## Given instruction
Only the number is wanted: how many lines hold the word "CHAPTER"?

** begin **

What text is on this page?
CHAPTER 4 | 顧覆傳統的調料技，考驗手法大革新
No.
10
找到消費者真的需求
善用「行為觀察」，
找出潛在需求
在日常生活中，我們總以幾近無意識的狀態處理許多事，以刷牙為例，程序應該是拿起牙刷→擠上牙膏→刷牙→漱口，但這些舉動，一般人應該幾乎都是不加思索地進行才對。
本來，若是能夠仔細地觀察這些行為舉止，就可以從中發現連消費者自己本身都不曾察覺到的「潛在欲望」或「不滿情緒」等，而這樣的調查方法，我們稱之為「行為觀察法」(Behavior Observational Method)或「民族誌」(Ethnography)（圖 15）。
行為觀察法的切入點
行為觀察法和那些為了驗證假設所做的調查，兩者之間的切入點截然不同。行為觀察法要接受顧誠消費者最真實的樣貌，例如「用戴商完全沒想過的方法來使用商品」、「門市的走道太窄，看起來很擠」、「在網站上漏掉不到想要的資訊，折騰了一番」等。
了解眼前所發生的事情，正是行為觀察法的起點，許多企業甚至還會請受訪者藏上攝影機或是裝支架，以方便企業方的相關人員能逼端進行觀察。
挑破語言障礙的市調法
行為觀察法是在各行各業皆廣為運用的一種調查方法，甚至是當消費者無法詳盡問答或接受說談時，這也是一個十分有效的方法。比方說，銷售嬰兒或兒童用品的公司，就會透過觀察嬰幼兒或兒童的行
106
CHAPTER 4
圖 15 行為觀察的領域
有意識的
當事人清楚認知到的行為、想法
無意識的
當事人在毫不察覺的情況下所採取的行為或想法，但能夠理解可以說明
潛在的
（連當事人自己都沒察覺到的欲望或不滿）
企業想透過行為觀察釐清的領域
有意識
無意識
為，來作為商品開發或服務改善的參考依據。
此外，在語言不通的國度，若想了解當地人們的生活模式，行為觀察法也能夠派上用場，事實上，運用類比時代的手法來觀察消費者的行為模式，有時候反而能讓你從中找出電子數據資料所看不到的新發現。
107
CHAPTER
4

** end **

## Result
3